**Task prompt**
Reproduce every entry exactly, without alteration.

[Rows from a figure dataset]
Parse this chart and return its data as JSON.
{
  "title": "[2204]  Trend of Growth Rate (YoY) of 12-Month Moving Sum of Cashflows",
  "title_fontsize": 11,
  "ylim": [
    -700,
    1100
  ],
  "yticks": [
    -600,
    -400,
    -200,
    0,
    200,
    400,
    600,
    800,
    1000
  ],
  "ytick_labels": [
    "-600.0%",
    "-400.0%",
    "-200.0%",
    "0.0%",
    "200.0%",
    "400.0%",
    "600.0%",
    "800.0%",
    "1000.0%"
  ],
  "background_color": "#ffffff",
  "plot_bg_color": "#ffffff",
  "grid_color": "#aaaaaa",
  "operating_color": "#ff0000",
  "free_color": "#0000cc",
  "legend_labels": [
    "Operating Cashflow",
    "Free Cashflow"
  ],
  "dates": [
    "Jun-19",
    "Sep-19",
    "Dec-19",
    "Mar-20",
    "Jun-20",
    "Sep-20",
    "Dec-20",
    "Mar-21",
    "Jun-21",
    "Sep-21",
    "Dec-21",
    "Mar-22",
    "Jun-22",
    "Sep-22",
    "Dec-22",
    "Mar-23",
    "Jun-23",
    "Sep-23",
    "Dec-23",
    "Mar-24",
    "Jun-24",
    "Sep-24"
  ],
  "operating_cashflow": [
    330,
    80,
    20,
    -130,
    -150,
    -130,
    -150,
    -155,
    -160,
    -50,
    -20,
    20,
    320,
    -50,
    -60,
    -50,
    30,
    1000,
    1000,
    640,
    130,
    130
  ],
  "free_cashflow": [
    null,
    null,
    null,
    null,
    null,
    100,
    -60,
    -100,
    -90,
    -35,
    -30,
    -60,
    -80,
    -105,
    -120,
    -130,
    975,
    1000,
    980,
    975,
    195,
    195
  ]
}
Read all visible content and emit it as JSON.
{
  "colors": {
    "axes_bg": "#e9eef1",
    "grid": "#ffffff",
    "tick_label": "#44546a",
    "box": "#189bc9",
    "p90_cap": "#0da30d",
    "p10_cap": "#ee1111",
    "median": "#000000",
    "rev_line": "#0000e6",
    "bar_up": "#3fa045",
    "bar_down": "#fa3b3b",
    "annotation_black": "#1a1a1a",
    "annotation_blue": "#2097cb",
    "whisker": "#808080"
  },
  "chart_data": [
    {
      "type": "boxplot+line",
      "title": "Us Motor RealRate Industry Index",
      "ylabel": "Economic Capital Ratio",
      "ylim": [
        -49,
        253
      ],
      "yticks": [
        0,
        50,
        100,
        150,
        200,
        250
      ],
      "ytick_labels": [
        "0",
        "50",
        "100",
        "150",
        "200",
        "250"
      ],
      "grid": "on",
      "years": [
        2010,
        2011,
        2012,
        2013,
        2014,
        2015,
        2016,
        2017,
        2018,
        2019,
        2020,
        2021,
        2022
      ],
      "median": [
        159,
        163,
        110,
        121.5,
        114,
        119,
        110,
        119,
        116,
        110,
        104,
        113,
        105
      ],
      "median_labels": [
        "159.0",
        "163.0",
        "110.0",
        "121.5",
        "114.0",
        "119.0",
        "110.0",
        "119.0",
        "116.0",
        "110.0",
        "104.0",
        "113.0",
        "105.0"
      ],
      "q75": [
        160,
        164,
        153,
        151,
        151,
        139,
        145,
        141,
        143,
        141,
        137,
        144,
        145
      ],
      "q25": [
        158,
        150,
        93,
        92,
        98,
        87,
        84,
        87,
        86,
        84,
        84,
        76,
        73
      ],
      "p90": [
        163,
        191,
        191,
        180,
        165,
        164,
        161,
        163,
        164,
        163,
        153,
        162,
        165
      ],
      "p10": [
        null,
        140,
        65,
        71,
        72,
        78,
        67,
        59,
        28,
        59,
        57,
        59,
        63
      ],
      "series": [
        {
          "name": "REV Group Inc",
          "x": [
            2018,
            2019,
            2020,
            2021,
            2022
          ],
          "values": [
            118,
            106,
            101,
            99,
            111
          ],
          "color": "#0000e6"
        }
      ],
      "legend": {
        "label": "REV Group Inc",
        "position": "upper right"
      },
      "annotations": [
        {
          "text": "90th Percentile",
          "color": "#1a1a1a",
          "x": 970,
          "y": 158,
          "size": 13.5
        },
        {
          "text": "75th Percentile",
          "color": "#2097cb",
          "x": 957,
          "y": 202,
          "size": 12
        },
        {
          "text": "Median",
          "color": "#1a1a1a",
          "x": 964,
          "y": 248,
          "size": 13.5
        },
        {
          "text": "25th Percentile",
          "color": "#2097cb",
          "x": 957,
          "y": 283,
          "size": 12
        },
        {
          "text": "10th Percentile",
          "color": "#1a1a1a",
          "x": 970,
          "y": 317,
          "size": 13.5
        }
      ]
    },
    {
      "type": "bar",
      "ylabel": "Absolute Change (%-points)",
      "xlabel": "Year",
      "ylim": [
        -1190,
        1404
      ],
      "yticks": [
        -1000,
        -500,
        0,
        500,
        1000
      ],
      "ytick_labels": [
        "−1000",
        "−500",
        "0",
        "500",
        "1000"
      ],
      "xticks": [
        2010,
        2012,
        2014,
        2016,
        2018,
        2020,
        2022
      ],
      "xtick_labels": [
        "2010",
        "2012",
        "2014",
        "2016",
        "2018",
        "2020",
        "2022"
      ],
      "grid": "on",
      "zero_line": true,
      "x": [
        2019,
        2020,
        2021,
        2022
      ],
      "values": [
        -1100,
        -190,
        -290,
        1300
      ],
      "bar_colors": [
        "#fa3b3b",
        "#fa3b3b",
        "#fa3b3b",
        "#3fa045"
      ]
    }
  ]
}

**Solution to this task**
Parse this chart and return its data as JSON.
{
  "title": "[2204]  Trend of Growth Rate (YoY) of 12-Month Moving Sum of Cashflows",
  "title_fontsize": 11,
  "ylim": [
    -700,
    1100
  ],
  "yticks": [
    -600,
    -400,
    -200,
    0,
    200,
    400,
    600,
    800,
    1000
  ],
  "ytick_labels": [
    "-600.0%",
    "-400.0%",
    "-200.0%",
    "0.0%",
    "200.0%",
    "400.0%",
    "600.0%",
    "800.0%",
    "1000.0%"
  ],
  "background_color": "#ffffff",
  "plot_bg_color": "#ffffff",
  "grid_color": "#aaaaaa",
  "operating_color": "#ff0000",
  "free_color": "#0000cc",
  "legend_labels": [
    "Operating Cashflow",
    "Free Cashflow"
  ],
  "dates": [
    "Jun-19",
    "Sep-19",
    "Dec-19",
    "Mar-20",
    "Jun-20",
    "Sep-20",
    "Dec-20",
    "Mar-21",
    "Jun-21",
    "Sep-21",
    "Dec-21",
    "Mar-22",
    "Jun-22",
    "Sep-22",
    "Dec-22",
    "Mar-23",
    "Jun-23",
    "Sep-23",
    "Dec-23",
    "Mar-24",
    "Jun-24",
    "Sep-24"
  ],
  "operating_cashflow": [
    330,
    80,
    20,
    -130,
    -150,
    -130,
    -150,
    -155,
    -160,
    -50,
    -20,
    20,
    320,
    -50,
    -60,
    -50,
    30,
    1000,
    1000,
    640,
    130,
    130
  ],
  "free_cashflow": [
    null,
    null,
    null,
    null,
    null,
    100,
    -60,
    -100,
    -90,
    -35,
    -30,
    -60,
    -80,
    -105,
    -120,
    -130,
    975,
    1000,
    980,
    975,
    195,
    195
  ]
}
Read all visible content and emit it as JSON.
{
  "colors": {
    "axes_bg": "#e9eef1",
    "grid": "#ffffff",
    "tick_label": "#44546a",
    "box": "#189bc9",
    "p90_cap": "#0da30d",
    "p10_cap": "#ee1111",
    "median": "#000000",
    "rev_line": "#0000e6",
    "bar_up": "#3fa045",
    "bar_down": "#fa3b3b",
    "annotation_black": "#1a1a1a",
    "annotation_blue": "#2097cb",
    "whisker": "#808080"
  },
  "chart_data": [
    {
      "type": "boxplot+line",
      "title": "Us Motor RealRate Industry Index",
      "ylabel": "Economic Capital Ratio",
      "ylim": [
        -49,
        253
      ],
      "yticks": [
        0,
        50,
        100,
        150,
        200,
        250
      ],
      "ytick_labels": [
        "0",
        "50",
        "100",
        "150",
        "200",
        "250"
      ],
      "grid": "on",
      "years": [
        2010,
        2011,
        2012,
        2013,
        2014,
        2015,
        2016,
        2017,
        2018,
        2019,
        2020,
        2021,
        2022
      ],
      "median": [
        159,
        163,
        110,
        121.5,
        114,
        119,
        110,
        119,
        116,
        110,
        104,
        113,
        105
      ],
      "median_labels": [
        "159.0",
        "163.0",
        "110.0",
        "121.5",
        "114.0",
        "119.0",
        "110.0",
        "119.0",
        "116.0",
        "110.0",
        "104.0",
        "113.0",
        "105.0"
      ],
      "q75": [
        160,
        164,
        153,
        151,
        151,
        139,
        145,
        141,
        143,
        141,
        137,
        144,
        145
      ],
      "q25": [
        158,
        150,
        93,
        92,
        98,
        87,
        84,
        87,
        86,
        84,
        84,
        76,
        73
      ],
      "p90": [
        163,
        191,
        191,
        180,
        165,
        164,
        161,
        163,
        164,
        163,
        153,
        162,
        165
      ],
      "p10": [
        null,
        140,
        65,
        71,
        72,
        78,
        67,
        59,
        28,
        59,
        57,
        59,
        63
      ],
      "series": [
        {
          "name": "REV Group Inc",
          "x": [
            2018,
            2019,
            2020,
            2021,
            2022
          ],
          "values": [
            118,
            106,
            101,
            99,
            111
          ],
          "color": "#0000e6"
        }
      ],
      "legend": {
        "label": "REV Group Inc",
        "position": "upper right"
      },
      "annotations": [
        {
          "text": "90th Percentile",
          "color": "#1a1a1a",
          "x": 970,
          "y": 158,
          "size": 13.5
        },
        {
          "text": "75th Percentile",
          "color": "#2097cb",
          "x": 957,
          "y": 202,
          "size": 12
        },
        {
          "text": "Median",
          "color": "#1a1a1a",
          "x": 964,
          "y": 248,
          "size": 13.5
        },
        {
          "text": "25th Percentile",
          "color": "#2097cb",
          "x": 957,
          "y": 283,
          "size": 12
        },
        {
          "text": "10th Percentile",
          "color": "#1a1a1a",
          "x": 970,
          "y": 317,
          "size": 13.5
        }
      ]
    },
    {
      "type": "bar",
      "ylabel": "Absolute Change (%-points)",
      "xlabel": "Year",
      "ylim": [
        -1190,
        1404
      ],
      "yticks": [
        -1000,
        -500,
        0,
        500,
        1000
      ],
      "ytick_labels": [
        "−1000",
        "−500",
        "0",
        "500",
        "1000"
      ],
      "xticks": [
        2010,
        2012,
        2014,
        2016,
        2018,
        2020,
        2022
      ],
      "xtick_labels": [
        "2010",
        "2012",
        "2014",
        "2016",
        "2018",
        "2020",
        "2022"
      ],
      "grid": "on",
      "zero_line": true,
      "x": [
        2019,
        2020,
        2021,
        2022
      ],
      "values": [
        -1100,
        -190,
        -290,
        1300
      ],
      "bar_colors": [
        "#fa3b3b",
        "#fa3b3b",
        "#fa3b3b",
        "#3fa045"
      ]
    }
  ]
}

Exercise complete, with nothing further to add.